GIVEN RECORDS —

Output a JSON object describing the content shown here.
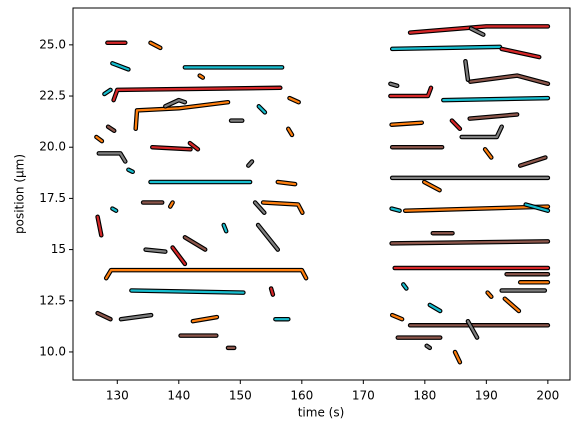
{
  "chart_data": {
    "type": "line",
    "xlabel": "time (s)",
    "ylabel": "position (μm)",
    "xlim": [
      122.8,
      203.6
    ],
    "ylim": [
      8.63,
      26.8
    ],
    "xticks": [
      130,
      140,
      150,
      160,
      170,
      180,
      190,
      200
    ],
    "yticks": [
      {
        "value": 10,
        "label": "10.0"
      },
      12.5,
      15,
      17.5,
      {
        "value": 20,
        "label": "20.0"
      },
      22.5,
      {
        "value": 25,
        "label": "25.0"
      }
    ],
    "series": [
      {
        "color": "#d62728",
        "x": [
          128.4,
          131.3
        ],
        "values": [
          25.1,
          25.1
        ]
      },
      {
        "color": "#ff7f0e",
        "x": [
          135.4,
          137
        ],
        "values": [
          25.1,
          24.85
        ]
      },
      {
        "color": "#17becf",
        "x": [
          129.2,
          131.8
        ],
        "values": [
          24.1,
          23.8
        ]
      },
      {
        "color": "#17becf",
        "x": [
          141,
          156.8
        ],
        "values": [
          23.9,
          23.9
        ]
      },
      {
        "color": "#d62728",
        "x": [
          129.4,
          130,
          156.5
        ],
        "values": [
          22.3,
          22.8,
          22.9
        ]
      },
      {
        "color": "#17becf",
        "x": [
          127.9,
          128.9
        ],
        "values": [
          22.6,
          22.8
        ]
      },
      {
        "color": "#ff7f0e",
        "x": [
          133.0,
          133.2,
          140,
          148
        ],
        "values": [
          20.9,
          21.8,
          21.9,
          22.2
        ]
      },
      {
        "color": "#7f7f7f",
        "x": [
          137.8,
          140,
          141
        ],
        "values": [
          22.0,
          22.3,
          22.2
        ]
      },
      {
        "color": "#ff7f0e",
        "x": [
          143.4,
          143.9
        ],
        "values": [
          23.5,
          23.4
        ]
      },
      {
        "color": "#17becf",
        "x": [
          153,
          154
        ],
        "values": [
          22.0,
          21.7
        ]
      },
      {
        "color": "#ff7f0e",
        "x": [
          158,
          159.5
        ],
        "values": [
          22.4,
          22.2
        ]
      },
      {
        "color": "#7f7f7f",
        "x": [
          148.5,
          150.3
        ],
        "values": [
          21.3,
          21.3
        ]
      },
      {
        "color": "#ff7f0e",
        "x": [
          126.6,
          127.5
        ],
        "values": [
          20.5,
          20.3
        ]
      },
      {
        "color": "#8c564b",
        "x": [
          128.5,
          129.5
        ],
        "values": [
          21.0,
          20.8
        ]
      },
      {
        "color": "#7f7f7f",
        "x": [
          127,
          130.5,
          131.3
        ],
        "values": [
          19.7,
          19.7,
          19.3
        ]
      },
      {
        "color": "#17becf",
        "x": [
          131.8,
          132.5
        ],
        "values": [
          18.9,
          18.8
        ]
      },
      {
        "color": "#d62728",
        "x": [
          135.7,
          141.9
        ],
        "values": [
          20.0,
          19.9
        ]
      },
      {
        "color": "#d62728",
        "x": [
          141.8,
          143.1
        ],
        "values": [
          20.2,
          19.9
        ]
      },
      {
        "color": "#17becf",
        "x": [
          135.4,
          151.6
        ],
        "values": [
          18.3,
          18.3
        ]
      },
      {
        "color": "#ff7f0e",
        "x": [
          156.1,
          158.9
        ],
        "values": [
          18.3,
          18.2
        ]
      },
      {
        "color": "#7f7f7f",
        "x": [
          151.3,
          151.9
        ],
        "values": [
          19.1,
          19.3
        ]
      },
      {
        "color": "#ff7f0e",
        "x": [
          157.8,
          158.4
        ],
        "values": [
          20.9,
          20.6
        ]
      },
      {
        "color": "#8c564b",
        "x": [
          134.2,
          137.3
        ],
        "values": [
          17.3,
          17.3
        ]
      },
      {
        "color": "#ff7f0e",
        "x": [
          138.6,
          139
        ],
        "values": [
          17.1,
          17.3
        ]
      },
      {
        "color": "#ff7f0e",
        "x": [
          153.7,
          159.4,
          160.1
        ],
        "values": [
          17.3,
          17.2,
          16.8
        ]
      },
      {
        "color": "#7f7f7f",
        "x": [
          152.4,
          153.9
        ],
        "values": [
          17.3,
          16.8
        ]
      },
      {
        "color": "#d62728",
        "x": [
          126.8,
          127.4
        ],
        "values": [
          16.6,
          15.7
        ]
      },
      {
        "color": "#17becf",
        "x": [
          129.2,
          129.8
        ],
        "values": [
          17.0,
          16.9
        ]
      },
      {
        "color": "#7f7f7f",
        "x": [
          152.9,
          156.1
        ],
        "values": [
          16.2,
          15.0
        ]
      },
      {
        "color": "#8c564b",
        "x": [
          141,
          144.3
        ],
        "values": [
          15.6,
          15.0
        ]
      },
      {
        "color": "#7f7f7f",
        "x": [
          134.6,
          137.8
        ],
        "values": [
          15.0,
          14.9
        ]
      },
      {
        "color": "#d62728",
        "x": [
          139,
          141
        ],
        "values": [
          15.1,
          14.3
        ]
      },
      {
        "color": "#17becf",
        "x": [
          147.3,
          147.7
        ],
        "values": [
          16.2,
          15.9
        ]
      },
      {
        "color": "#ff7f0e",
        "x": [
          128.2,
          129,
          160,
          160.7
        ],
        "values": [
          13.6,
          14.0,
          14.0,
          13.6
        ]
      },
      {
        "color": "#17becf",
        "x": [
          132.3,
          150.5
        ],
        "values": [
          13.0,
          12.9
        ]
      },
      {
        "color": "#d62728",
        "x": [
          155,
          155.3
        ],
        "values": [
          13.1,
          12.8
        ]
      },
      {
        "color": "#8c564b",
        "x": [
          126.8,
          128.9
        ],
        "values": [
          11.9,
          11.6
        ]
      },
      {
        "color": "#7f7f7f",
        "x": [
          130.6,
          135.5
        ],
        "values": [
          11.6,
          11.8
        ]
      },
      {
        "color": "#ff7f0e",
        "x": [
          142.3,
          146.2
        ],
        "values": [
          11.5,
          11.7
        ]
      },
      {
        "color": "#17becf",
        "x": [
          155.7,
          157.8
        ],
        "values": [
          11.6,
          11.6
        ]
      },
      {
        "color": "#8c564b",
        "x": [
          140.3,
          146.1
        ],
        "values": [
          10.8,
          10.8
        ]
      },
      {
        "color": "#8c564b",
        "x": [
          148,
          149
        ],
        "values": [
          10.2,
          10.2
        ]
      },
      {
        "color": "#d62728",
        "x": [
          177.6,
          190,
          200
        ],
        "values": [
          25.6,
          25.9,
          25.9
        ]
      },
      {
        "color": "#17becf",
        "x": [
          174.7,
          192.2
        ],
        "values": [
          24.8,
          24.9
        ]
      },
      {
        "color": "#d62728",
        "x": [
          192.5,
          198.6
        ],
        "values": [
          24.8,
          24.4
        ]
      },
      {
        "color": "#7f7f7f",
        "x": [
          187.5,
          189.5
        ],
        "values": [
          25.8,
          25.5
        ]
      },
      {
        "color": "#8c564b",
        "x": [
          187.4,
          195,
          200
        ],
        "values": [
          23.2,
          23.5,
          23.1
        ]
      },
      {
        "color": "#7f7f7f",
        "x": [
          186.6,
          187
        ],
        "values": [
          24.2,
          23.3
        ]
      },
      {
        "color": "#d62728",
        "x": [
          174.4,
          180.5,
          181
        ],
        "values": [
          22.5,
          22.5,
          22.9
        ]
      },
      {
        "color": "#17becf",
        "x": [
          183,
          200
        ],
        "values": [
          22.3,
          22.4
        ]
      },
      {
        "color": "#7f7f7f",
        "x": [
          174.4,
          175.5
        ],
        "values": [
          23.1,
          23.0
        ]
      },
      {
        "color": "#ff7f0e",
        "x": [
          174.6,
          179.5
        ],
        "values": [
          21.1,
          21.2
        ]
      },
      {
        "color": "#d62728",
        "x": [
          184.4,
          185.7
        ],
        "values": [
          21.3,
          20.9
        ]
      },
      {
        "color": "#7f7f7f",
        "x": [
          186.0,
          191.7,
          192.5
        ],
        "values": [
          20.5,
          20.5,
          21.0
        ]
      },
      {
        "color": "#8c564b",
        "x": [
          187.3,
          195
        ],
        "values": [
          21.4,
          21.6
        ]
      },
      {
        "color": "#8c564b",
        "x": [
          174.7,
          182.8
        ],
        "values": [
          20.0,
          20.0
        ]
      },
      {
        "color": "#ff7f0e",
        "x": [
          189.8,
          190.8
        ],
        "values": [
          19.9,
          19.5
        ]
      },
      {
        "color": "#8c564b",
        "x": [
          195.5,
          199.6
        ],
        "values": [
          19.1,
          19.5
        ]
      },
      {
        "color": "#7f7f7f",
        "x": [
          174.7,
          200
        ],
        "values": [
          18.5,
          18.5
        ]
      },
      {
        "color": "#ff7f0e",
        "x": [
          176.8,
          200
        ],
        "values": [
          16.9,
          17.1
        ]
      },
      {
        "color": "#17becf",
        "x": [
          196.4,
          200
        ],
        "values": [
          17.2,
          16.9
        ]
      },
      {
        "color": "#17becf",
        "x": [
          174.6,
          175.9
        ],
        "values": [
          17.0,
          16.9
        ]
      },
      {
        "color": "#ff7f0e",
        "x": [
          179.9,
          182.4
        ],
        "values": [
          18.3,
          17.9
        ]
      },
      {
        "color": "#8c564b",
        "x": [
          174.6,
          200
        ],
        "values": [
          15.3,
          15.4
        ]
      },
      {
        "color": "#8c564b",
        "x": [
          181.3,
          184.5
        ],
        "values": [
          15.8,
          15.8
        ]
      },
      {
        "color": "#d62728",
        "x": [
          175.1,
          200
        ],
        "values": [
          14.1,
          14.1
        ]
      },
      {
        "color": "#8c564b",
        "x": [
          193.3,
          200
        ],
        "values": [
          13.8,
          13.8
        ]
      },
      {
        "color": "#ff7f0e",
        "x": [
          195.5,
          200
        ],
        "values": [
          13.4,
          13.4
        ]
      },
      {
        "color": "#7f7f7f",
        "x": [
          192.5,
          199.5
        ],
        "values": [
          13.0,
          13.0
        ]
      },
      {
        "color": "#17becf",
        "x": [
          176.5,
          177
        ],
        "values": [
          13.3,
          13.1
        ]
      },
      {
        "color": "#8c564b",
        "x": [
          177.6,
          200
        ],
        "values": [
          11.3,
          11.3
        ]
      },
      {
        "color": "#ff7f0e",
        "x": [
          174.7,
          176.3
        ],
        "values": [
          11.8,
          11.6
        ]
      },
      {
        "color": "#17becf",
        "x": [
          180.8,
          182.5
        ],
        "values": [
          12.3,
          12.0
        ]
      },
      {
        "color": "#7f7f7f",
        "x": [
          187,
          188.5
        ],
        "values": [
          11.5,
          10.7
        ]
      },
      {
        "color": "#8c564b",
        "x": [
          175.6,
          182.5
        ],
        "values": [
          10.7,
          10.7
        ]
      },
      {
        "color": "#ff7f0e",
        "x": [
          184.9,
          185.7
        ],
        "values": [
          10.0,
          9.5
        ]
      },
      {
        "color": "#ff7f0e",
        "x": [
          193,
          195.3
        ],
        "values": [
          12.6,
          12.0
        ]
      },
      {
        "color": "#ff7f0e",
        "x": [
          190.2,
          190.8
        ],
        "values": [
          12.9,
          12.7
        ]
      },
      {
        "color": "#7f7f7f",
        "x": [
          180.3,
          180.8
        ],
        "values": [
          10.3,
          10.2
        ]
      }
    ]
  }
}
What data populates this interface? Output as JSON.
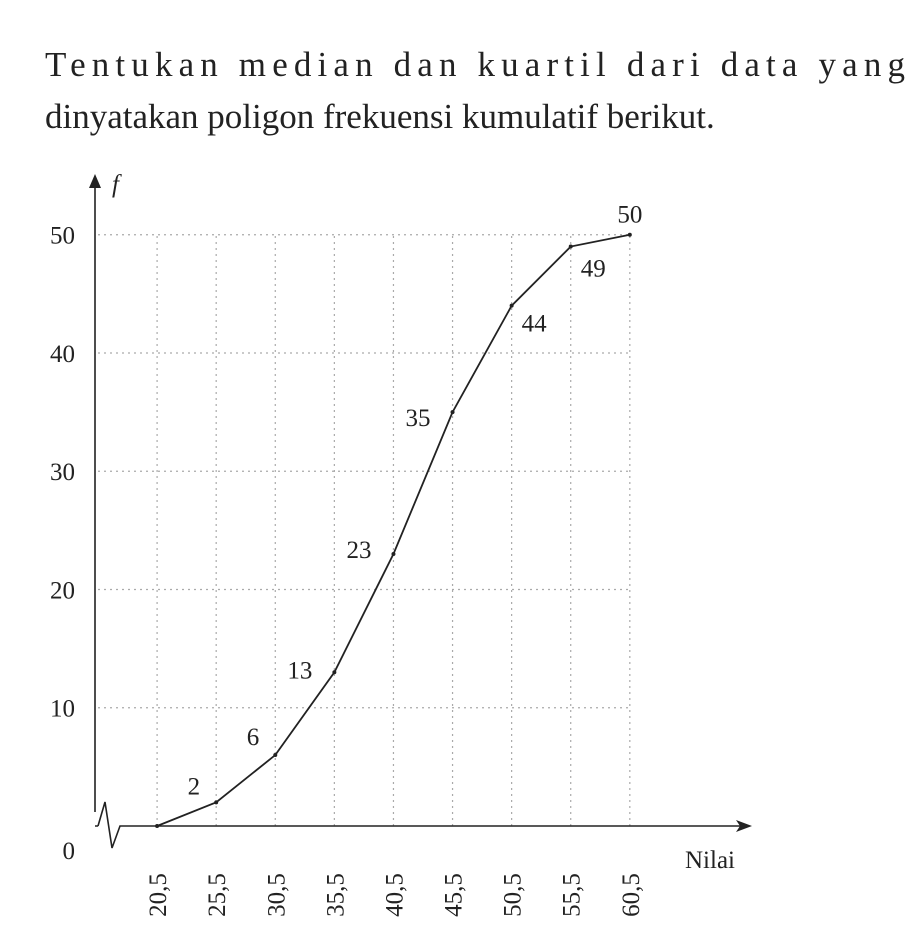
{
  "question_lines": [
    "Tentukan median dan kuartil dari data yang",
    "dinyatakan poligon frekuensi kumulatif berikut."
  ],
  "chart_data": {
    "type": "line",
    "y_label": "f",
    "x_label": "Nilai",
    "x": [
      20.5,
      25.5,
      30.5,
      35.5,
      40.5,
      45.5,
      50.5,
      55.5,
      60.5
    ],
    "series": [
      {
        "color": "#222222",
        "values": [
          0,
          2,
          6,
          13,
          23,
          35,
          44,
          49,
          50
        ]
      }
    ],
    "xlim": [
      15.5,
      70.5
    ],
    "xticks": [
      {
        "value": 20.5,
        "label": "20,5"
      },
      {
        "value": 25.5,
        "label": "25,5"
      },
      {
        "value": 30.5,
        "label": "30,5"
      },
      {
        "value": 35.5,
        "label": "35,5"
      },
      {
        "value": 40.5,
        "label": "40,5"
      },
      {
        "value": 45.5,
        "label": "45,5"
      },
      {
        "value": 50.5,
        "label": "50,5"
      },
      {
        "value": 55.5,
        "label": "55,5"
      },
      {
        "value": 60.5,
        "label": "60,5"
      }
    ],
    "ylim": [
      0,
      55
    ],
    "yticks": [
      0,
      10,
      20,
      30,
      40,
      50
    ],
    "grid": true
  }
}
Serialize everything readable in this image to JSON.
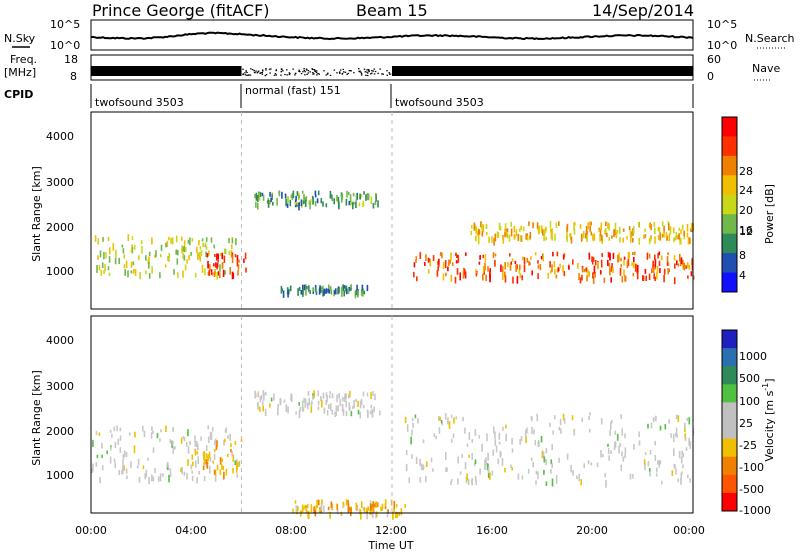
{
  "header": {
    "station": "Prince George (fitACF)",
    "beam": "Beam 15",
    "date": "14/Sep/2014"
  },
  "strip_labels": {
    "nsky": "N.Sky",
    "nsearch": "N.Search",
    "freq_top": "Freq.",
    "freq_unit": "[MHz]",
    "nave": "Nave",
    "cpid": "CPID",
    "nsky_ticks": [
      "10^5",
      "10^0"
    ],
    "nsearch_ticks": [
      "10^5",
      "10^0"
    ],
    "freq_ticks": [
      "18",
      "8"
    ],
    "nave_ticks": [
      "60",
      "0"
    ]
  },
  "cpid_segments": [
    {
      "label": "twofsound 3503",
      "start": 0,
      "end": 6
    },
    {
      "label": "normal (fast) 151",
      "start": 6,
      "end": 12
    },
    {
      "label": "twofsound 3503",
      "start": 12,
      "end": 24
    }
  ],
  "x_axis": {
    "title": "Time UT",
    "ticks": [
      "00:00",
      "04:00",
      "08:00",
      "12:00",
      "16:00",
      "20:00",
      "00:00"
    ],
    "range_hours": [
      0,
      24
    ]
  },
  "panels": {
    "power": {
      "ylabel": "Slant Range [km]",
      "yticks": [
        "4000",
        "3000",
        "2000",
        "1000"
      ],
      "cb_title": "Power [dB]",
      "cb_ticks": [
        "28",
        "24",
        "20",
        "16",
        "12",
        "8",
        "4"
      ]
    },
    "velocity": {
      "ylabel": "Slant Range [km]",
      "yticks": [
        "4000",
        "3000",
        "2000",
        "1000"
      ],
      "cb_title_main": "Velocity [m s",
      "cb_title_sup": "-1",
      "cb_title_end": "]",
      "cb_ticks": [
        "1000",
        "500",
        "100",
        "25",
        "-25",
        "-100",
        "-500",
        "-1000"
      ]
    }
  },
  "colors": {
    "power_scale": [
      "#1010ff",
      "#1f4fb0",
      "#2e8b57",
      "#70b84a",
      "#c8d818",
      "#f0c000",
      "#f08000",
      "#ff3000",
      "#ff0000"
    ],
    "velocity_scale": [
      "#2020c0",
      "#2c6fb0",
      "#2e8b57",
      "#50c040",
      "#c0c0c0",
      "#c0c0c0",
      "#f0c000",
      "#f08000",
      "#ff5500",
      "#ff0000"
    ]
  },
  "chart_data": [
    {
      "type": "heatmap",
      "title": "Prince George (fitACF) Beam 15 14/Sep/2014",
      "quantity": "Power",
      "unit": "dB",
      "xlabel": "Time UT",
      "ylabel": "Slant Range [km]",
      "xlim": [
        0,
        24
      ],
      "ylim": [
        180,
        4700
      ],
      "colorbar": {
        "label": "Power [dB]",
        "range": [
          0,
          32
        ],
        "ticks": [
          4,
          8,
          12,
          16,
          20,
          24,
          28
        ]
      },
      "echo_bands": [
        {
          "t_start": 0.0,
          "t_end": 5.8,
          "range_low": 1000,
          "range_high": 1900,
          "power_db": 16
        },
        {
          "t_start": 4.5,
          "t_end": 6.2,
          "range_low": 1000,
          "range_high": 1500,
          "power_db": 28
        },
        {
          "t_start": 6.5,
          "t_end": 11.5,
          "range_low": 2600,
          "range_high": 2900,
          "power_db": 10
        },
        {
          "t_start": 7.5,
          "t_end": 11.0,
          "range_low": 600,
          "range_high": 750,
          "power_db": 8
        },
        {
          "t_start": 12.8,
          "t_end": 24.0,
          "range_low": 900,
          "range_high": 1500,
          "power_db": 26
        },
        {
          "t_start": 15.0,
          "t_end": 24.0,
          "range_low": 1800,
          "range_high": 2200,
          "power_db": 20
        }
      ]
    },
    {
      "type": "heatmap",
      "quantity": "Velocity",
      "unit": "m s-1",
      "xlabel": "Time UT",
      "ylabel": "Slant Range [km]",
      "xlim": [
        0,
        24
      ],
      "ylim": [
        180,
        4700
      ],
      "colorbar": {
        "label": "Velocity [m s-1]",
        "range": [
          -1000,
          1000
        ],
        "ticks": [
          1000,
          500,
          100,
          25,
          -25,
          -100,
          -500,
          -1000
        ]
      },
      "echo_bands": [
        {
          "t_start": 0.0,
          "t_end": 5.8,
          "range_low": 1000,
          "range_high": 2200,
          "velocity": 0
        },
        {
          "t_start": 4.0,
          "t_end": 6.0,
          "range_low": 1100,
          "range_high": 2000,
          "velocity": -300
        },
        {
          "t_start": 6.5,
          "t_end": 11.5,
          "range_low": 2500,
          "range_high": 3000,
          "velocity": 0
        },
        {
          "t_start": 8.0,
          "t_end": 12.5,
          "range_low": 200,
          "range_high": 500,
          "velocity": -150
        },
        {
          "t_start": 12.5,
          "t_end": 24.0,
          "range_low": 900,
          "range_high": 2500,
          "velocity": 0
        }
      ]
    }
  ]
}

WORK TO BE COMPLETED —
Using the listing, copy every line where the word "Prince" shows up.

RESULT OF THIS TASK —
    "station": "Prince George (fitACF)",
      "title": "Prince George (fitACF) Beam 15 14/Sep/2014",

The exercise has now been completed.